The development of DL models in the medical field is often hindered by limited data size and the lack of clear labeling. The image-level label is relatively easy to acquire through medical records, but the detailed expert label on the image is excessively expensive. Weakly supervised methods have emerged as a potential solution, offering the ability to achieve a reasonably high baseline performance even with large but somewhat noisy data sets. In this study, we not only explored the use of weakly supervised methods relying solely on image-level information but also assessed the impact of incorporating bounding box annotated images on model performance. We tried the teacher-student knowledge distillation method in the current study to improve the model performance with few expert annotations. This evaluation aimed to analyze whether adding high-quality, detailed annotations could further enhance the model’s accuracy compared with relying solely on weakly supervised methods. As a result, we found that adding more detailed information to the model reduced the need for training images and yielded better results.
Limitations
In addition to achieving excellent performance in the detection of rib and clavicle fractures, our algorithm represents the first study to successfully develop an algorithm capable of detecting such fractures from CXR, to the best of our knowledge. However, it is important to acknowledge the limitations of this algorithm. The primary limitation stems from the scarcity of training data available. DL algorithms are data-driven and rely on large data sets to effectively address problems. Despite implementing a weak labeling algorithm, this limitation could not be entirely overcome. Due to time and cost constraints, radiologists were not used for image review and labeling. Two experienced trauma surgeons specializing in rib management undertook this task, with potential limitations in achieving standard labeling levels. No inter-rater reliability assessment is another limitation for data labeling for this study. Another limitation is the retrospective nature of this single-institute image review study. The population and image collection process were confined to a specific setting, potentially introducing biases that limit the direct applicability of our findings to other institutes with different population distributions. Moreover, the images were randomly selected based on the clinical diagnosis from the registry, so that the presence of selective bias cannot be completely excluded.
DL algorithms are often referred to as ‘black boxes’ because their primary function is to establish relationships between given data and outcomes. To address this issue, recent research has focused on interpretable DL techniques. In our study, we incorporated a visual heatmap highlighting areas of possible abnormality to aid doctors in understanding the algorithm’s decision-making process. However, it is important to note that in real-world scenarios, physicians make diagnoses by radiographic findings and by clinical information such as patient histories and physical examinations. The true benefit of this algorithm should be evaluated in a prospective randomized clinical trial, considering the comprehensive clinical environment.

### MATERIAL SUPPLIED
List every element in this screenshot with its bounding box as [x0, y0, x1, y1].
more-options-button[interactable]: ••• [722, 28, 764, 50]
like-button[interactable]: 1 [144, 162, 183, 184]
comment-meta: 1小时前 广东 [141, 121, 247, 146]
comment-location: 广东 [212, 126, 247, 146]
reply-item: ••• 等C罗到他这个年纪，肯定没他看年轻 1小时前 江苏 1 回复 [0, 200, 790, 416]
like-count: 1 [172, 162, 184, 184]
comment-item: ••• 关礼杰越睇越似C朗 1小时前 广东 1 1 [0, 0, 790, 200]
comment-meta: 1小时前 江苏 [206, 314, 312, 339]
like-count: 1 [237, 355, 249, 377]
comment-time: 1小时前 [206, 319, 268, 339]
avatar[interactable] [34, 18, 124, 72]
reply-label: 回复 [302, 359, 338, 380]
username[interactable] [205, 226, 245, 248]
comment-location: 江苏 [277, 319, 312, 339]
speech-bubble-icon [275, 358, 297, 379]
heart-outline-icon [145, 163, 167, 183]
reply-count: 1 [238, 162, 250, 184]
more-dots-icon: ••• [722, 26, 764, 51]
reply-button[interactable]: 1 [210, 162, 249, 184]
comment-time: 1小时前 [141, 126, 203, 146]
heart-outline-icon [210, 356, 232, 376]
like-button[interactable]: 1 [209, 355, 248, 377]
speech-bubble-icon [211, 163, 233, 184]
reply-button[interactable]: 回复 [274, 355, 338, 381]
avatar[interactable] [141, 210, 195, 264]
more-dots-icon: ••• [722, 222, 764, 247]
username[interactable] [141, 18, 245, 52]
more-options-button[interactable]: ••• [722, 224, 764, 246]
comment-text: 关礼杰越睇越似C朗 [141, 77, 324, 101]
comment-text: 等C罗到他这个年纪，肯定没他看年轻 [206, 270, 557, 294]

### THINGS TO DO
[a] In the passage on rib and clavicle fracture detection, rewrite the part that starts at the words "DL algorithms are often" and ends after "comprehensive clinical environment.", changing "visual heatmap" to "saliency map".
[b] According to the passage on rib and clavicle fracture detection, who reviewed and labeled the images in place of radiologists?

### OUTPUTS IN ORDER
[a]
DL algorithms are often referred to as ‘black boxes’ because their primary function is to establish relationships between given data and outcomes. To address this issue, recent research has focused on interpretable DL techniques. In our study, we incorporated a saliency map highlighting areas of possible abnormality to aid doctors in understanding the algorithm’s decision-making process. However, it is important to note that in real-world scenarios, physicians make diagnoses by radiographic findings and by clinical information such as patient histories and physical examinations. The true benefit of this algorithm should be evaluated in a prospective randomized clinical trial, considering the comprehensive clinical environment.

[b] Two experienced trauma surgeons who specialize in rib management.